* [WRITTEN PROBLEM]:
Pull out every line in the data that has the string "JSON" in it.

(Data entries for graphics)
## START
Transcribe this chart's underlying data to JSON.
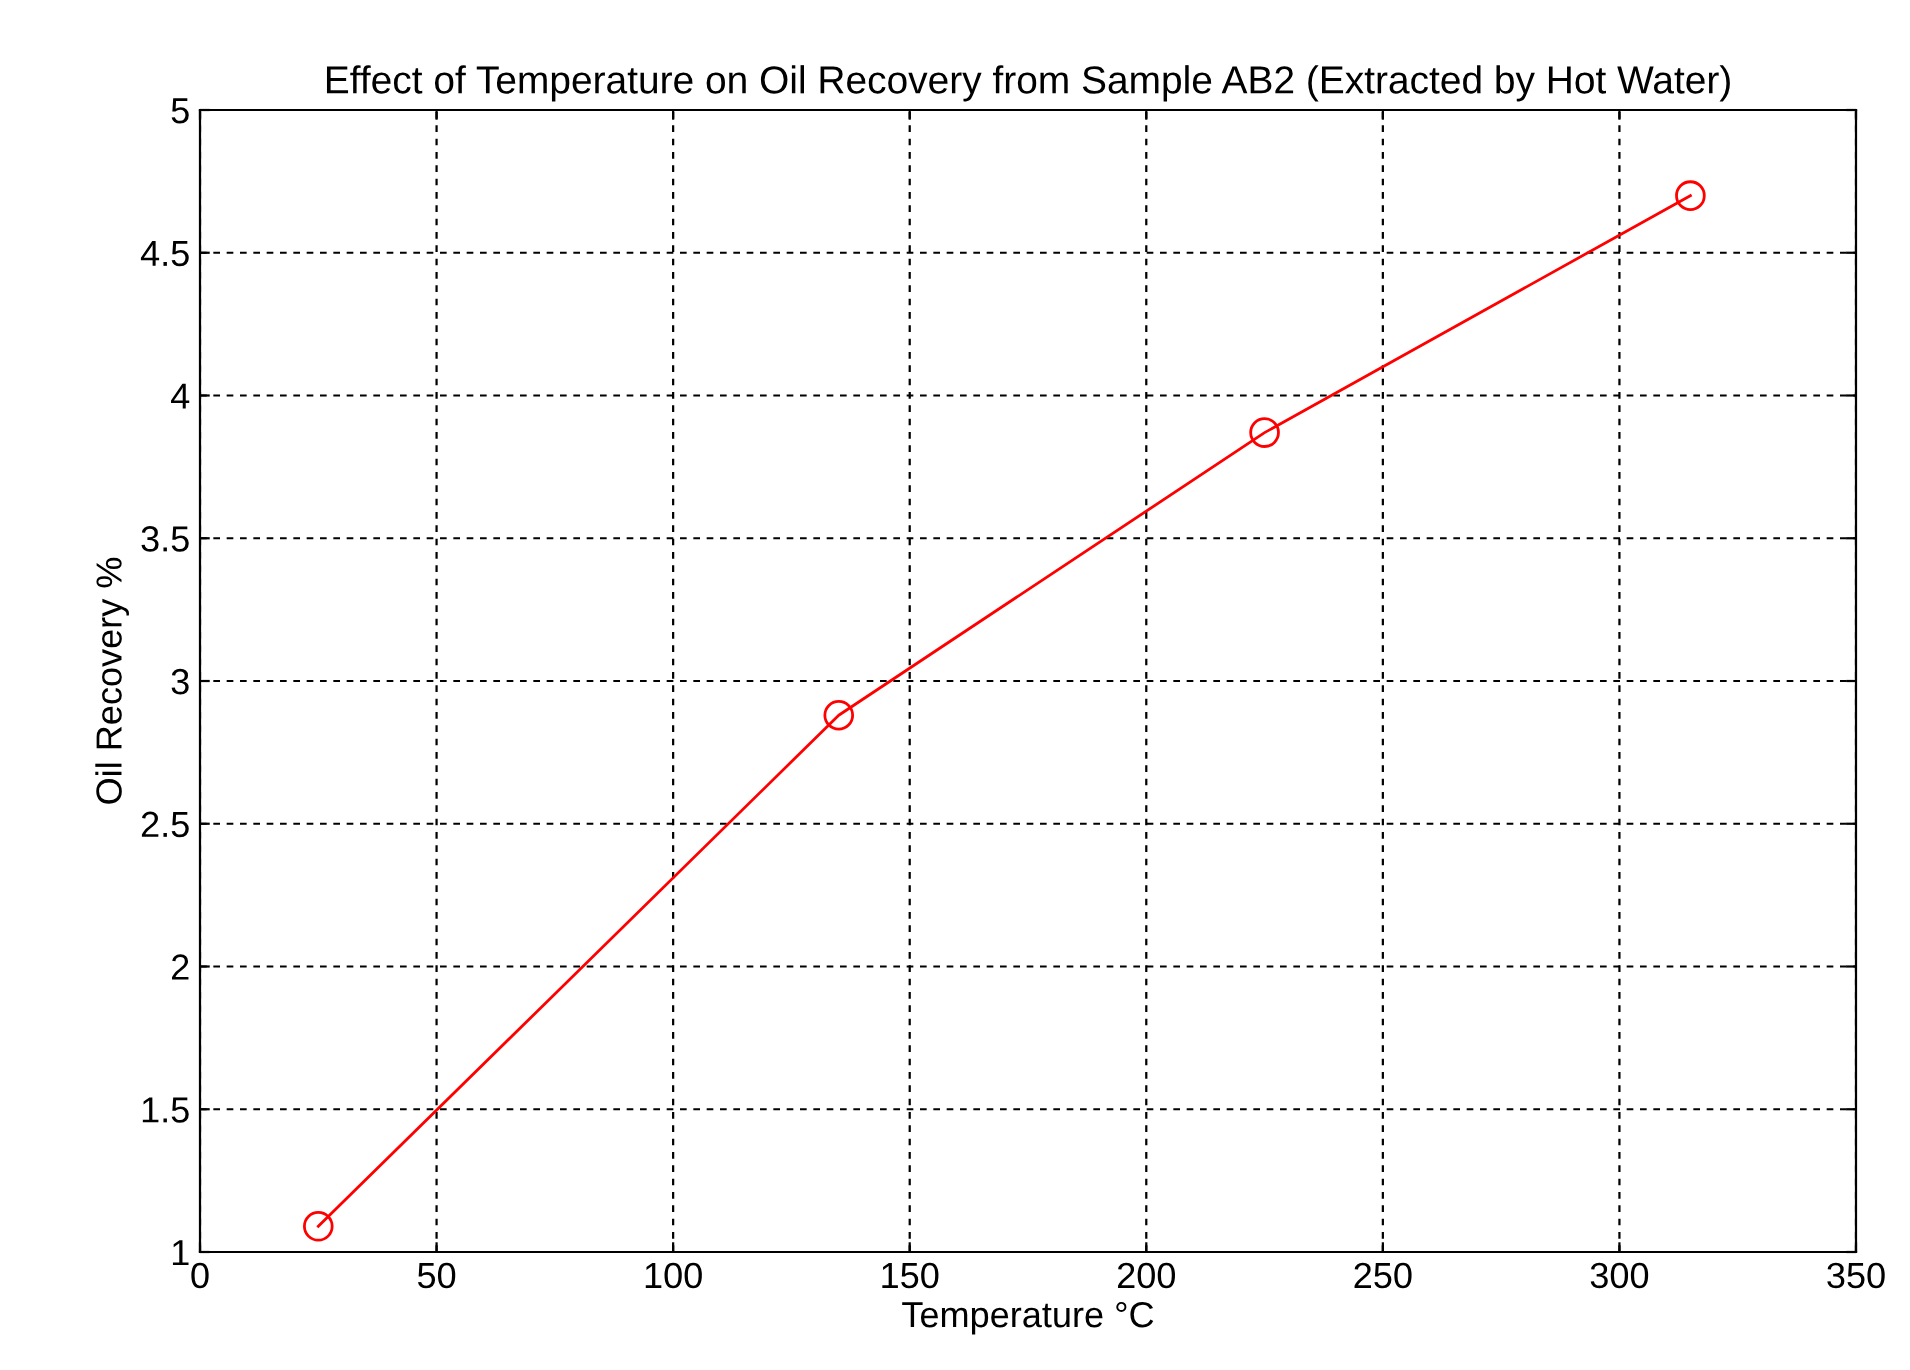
{
  "chart_data": {
    "type": "line",
    "title": "Effect of Temperature on Oil Recovery from Sample AB2 (Extracted by Hot Water)",
    "xlabel": "Temperature °C",
    "ylabel": "Oil Recovery %",
    "x": [
      25,
      135,
      225,
      315
    ],
    "series": [
      {
        "color": "#ff0000",
        "values": [
          1.09,
          2.88,
          3.87,
          4.7
        ]
      }
    ],
    "xlim": [
      0,
      350
    ],
    "xticks": [
      0,
      50,
      100,
      150,
      200,
      250,
      300,
      350
    ],
    "ylim": [
      1,
      5
    ],
    "yticks": [
      1,
      1.5,
      2,
      2.5,
      3,
      3.5,
      4,
      4.5,
      5
    ],
    "grid": true,
    "marker": "circle",
    "line_style": "solid"
  }
}
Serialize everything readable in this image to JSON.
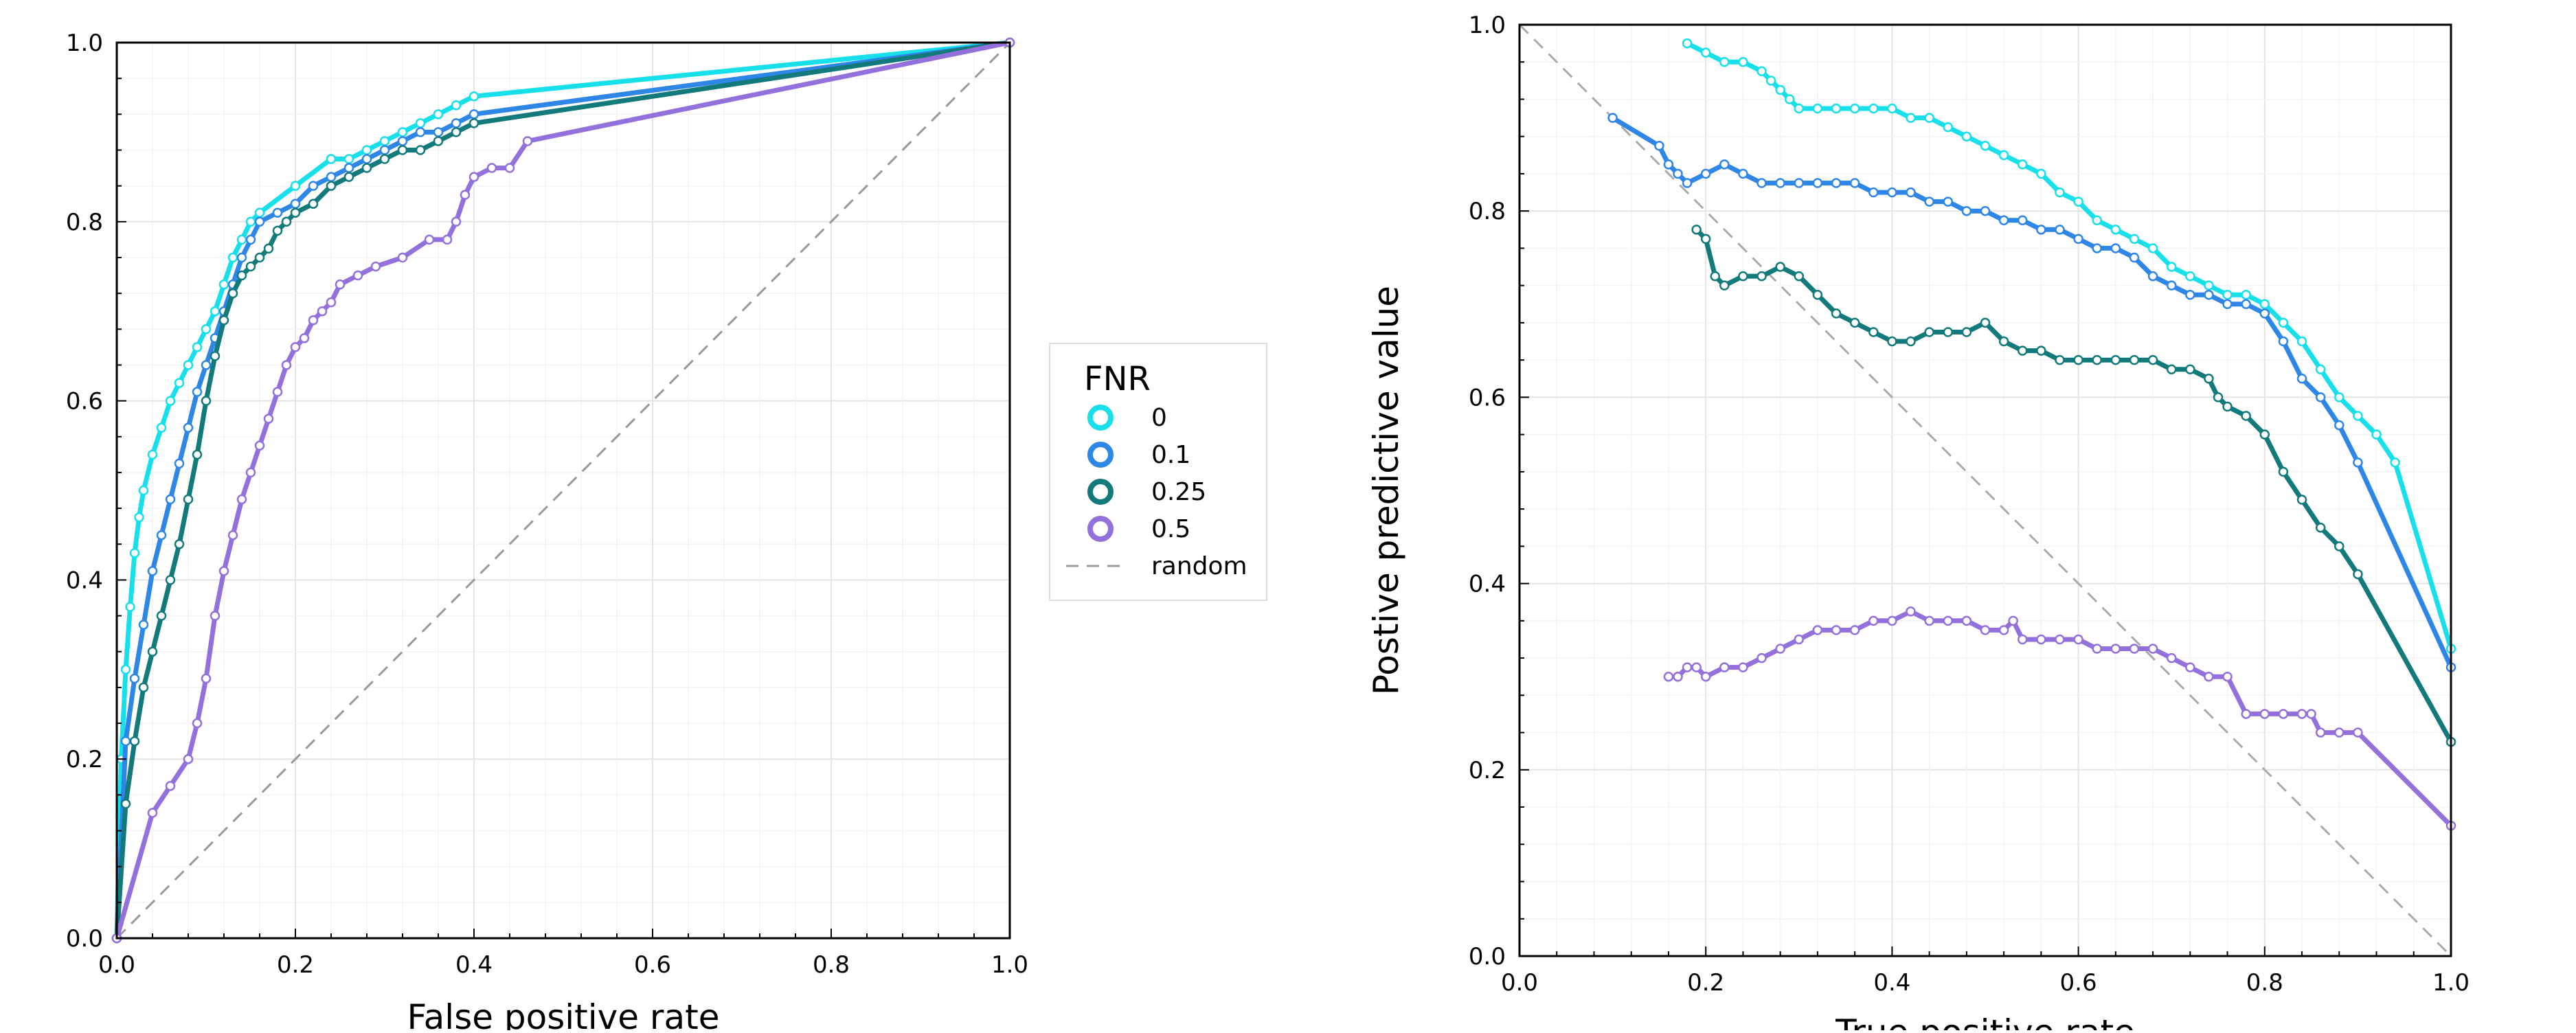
{
  "chart_data": [
    {
      "type": "line",
      "xlabel": "False positive rate",
      "ylabel": "",
      "xlim": [
        0,
        1
      ],
      "ylim": [
        0,
        1
      ],
      "x_ticks": [
        "0.0",
        "0.2",
        "0.4",
        "0.6",
        "0.8",
        "1.0"
      ],
      "y_ticks": [
        "0.0",
        "0.2",
        "0.4",
        "0.6",
        "0.8",
        "1.0"
      ],
      "grid": true,
      "legend": {
        "title": "FNR",
        "placement": "outside-right",
        "entries": [
          "0",
          "0.1",
          "0.25",
          "0.5",
          "random"
        ]
      },
      "series": [
        {
          "name": "0",
          "color": "#17e0ea",
          "x": [
            0.0,
            0.005,
            0.01,
            0.015,
            0.02,
            0.025,
            0.03,
            0.04,
            0.05,
            0.06,
            0.07,
            0.08,
            0.09,
            0.1,
            0.11,
            0.12,
            0.13,
            0.14,
            0.15,
            0.16,
            0.2,
            0.24,
            0.26,
            0.28,
            0.3,
            0.32,
            0.34,
            0.36,
            0.38,
            0.4,
            1.0
          ],
          "y": [
            0.0,
            0.2,
            0.3,
            0.37,
            0.43,
            0.47,
            0.5,
            0.54,
            0.57,
            0.6,
            0.62,
            0.64,
            0.66,
            0.68,
            0.7,
            0.73,
            0.76,
            0.78,
            0.8,
            0.81,
            0.84,
            0.87,
            0.87,
            0.88,
            0.89,
            0.9,
            0.91,
            0.92,
            0.93,
            0.94,
            1.0
          ]
        },
        {
          "name": "0.1",
          "color": "#2e86e6",
          "x": [
            0.0,
            0.01,
            0.02,
            0.03,
            0.04,
            0.05,
            0.06,
            0.07,
            0.08,
            0.09,
            0.1,
            0.11,
            0.12,
            0.13,
            0.14,
            0.15,
            0.16,
            0.18,
            0.2,
            0.22,
            0.24,
            0.26,
            0.28,
            0.3,
            0.32,
            0.34,
            0.36,
            0.38,
            0.4,
            1.0
          ],
          "y": [
            0.0,
            0.22,
            0.29,
            0.35,
            0.41,
            0.45,
            0.49,
            0.53,
            0.57,
            0.61,
            0.64,
            0.67,
            0.7,
            0.73,
            0.76,
            0.78,
            0.8,
            0.81,
            0.82,
            0.84,
            0.85,
            0.86,
            0.87,
            0.88,
            0.89,
            0.9,
            0.9,
            0.91,
            0.92,
            1.0
          ]
        },
        {
          "name": "0.25",
          "color": "#127a7a",
          "x": [
            0.0,
            0.01,
            0.02,
            0.03,
            0.04,
            0.05,
            0.06,
            0.07,
            0.08,
            0.09,
            0.1,
            0.11,
            0.12,
            0.13,
            0.14,
            0.15,
            0.16,
            0.17,
            0.18,
            0.19,
            0.2,
            0.22,
            0.24,
            0.26,
            0.28,
            0.3,
            0.32,
            0.34,
            0.36,
            0.38,
            0.4,
            1.0
          ],
          "y": [
            0.0,
            0.15,
            0.22,
            0.28,
            0.32,
            0.36,
            0.4,
            0.44,
            0.49,
            0.54,
            0.6,
            0.65,
            0.69,
            0.72,
            0.74,
            0.75,
            0.76,
            0.77,
            0.79,
            0.8,
            0.81,
            0.82,
            0.84,
            0.85,
            0.86,
            0.87,
            0.88,
            0.88,
            0.89,
            0.9,
            0.91,
            1.0
          ]
        },
        {
          "name": "0.5",
          "color": "#9370db",
          "x": [
            0.0,
            0.04,
            0.06,
            0.08,
            0.09,
            0.1,
            0.11,
            0.12,
            0.13,
            0.14,
            0.15,
            0.16,
            0.17,
            0.18,
            0.19,
            0.2,
            0.21,
            0.22,
            0.23,
            0.24,
            0.25,
            0.27,
            0.29,
            0.32,
            0.35,
            0.37,
            0.38,
            0.39,
            0.4,
            0.42,
            0.44,
            0.46,
            1.0
          ],
          "y": [
            0.0,
            0.14,
            0.17,
            0.2,
            0.24,
            0.29,
            0.36,
            0.41,
            0.45,
            0.49,
            0.52,
            0.55,
            0.58,
            0.61,
            0.64,
            0.66,
            0.67,
            0.69,
            0.7,
            0.71,
            0.73,
            0.74,
            0.75,
            0.76,
            0.78,
            0.78,
            0.8,
            0.83,
            0.85,
            0.86,
            0.86,
            0.89,
            1.0
          ]
        },
        {
          "name": "random",
          "color": "#999999",
          "dash": true,
          "x": [
            0.0,
            1.0
          ],
          "y": [
            0.0,
            1.0
          ]
        }
      ]
    },
    {
      "type": "line",
      "xlabel": "True positive rate",
      "ylabel": "Postive predictive value",
      "xlim": [
        0,
        1
      ],
      "ylim": [
        0,
        1
      ],
      "x_ticks": [
        "0.0",
        "0.2",
        "0.4",
        "0.6",
        "0.8",
        "1.0"
      ],
      "y_ticks": [
        "0.0",
        "0.2",
        "0.4",
        "0.6",
        "0.8",
        "1.0"
      ],
      "grid": true,
      "series": [
        {
          "name": "0",
          "color": "#17e0ea",
          "x": [
            0.18,
            0.2,
            0.22,
            0.24,
            0.26,
            0.27,
            0.28,
            0.29,
            0.3,
            0.32,
            0.34,
            0.36,
            0.38,
            0.4,
            0.42,
            0.44,
            0.46,
            0.48,
            0.5,
            0.52,
            0.54,
            0.56,
            0.58,
            0.6,
            0.62,
            0.64,
            0.66,
            0.68,
            0.7,
            0.72,
            0.74,
            0.76,
            0.78,
            0.8,
            0.82,
            0.84,
            0.86,
            0.88,
            0.9,
            0.92,
            0.94,
            1.0
          ],
          "y": [
            0.98,
            0.97,
            0.96,
            0.96,
            0.95,
            0.94,
            0.93,
            0.92,
            0.91,
            0.91,
            0.91,
            0.91,
            0.91,
            0.91,
            0.9,
            0.9,
            0.89,
            0.88,
            0.87,
            0.86,
            0.85,
            0.84,
            0.82,
            0.81,
            0.79,
            0.78,
            0.77,
            0.76,
            0.74,
            0.73,
            0.72,
            0.71,
            0.71,
            0.7,
            0.68,
            0.66,
            0.63,
            0.6,
            0.58,
            0.56,
            0.53,
            0.33
          ]
        },
        {
          "name": "0.1",
          "color": "#2e86e6",
          "x": [
            0.1,
            0.15,
            0.16,
            0.17,
            0.18,
            0.2,
            0.22,
            0.24,
            0.26,
            0.28,
            0.3,
            0.32,
            0.34,
            0.36,
            0.38,
            0.4,
            0.42,
            0.44,
            0.46,
            0.48,
            0.5,
            0.52,
            0.54,
            0.56,
            0.58,
            0.6,
            0.62,
            0.64,
            0.66,
            0.68,
            0.7,
            0.72,
            0.74,
            0.76,
            0.78,
            0.8,
            0.82,
            0.84,
            0.86,
            0.88,
            0.9,
            1.0
          ],
          "y": [
            0.9,
            0.87,
            0.85,
            0.84,
            0.83,
            0.84,
            0.85,
            0.84,
            0.83,
            0.83,
            0.83,
            0.83,
            0.83,
            0.83,
            0.82,
            0.82,
            0.82,
            0.81,
            0.81,
            0.8,
            0.8,
            0.79,
            0.79,
            0.78,
            0.78,
            0.77,
            0.76,
            0.76,
            0.75,
            0.73,
            0.72,
            0.71,
            0.71,
            0.7,
            0.7,
            0.69,
            0.66,
            0.62,
            0.6,
            0.57,
            0.53,
            0.31
          ]
        },
        {
          "name": "0.25",
          "color": "#127a7a",
          "x": [
            0.19,
            0.2,
            0.21,
            0.22,
            0.24,
            0.26,
            0.28,
            0.3,
            0.32,
            0.34,
            0.36,
            0.38,
            0.4,
            0.42,
            0.44,
            0.46,
            0.48,
            0.5,
            0.52,
            0.54,
            0.56,
            0.58,
            0.6,
            0.62,
            0.64,
            0.66,
            0.68,
            0.7,
            0.72,
            0.74,
            0.75,
            0.76,
            0.78,
            0.8,
            0.82,
            0.84,
            0.86,
            0.88,
            0.9,
            1.0
          ],
          "y": [
            0.78,
            0.77,
            0.73,
            0.72,
            0.73,
            0.73,
            0.74,
            0.73,
            0.71,
            0.69,
            0.68,
            0.67,
            0.66,
            0.66,
            0.67,
            0.67,
            0.67,
            0.68,
            0.66,
            0.65,
            0.65,
            0.64,
            0.64,
            0.64,
            0.64,
            0.64,
            0.64,
            0.63,
            0.63,
            0.62,
            0.6,
            0.59,
            0.58,
            0.56,
            0.52,
            0.49,
            0.46,
            0.44,
            0.41,
            0.23
          ]
        },
        {
          "name": "0.5",
          "color": "#9370db",
          "x": [
            0.16,
            0.17,
            0.18,
            0.19,
            0.2,
            0.22,
            0.24,
            0.26,
            0.28,
            0.3,
            0.32,
            0.34,
            0.36,
            0.38,
            0.4,
            0.42,
            0.44,
            0.46,
            0.48,
            0.5,
            0.52,
            0.53,
            0.54,
            0.56,
            0.58,
            0.6,
            0.62,
            0.64,
            0.66,
            0.68,
            0.7,
            0.72,
            0.74,
            0.76,
            0.78,
            0.8,
            0.82,
            0.84,
            0.85,
            0.86,
            0.88,
            0.9,
            1.0
          ],
          "y": [
            0.3,
            0.3,
            0.31,
            0.31,
            0.3,
            0.31,
            0.31,
            0.32,
            0.33,
            0.34,
            0.35,
            0.35,
            0.35,
            0.36,
            0.36,
            0.37,
            0.36,
            0.36,
            0.36,
            0.35,
            0.35,
            0.36,
            0.34,
            0.34,
            0.34,
            0.34,
            0.33,
            0.33,
            0.33,
            0.33,
            0.32,
            0.31,
            0.3,
            0.3,
            0.26,
            0.26,
            0.26,
            0.26,
            0.26,
            0.24,
            0.24,
            0.24,
            0.14
          ]
        },
        {
          "name": "random",
          "color": "#aaaaaa",
          "dash": true,
          "x": [
            0.0,
            1.0
          ],
          "y": [
            1.0,
            0.0
          ]
        }
      ]
    }
  ]
}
## END
* [SOLUTION FOR THIS EXERCISE]:
Transcribe this chart's underlying data to JSON.
Serialize everything readable in this image to JSON.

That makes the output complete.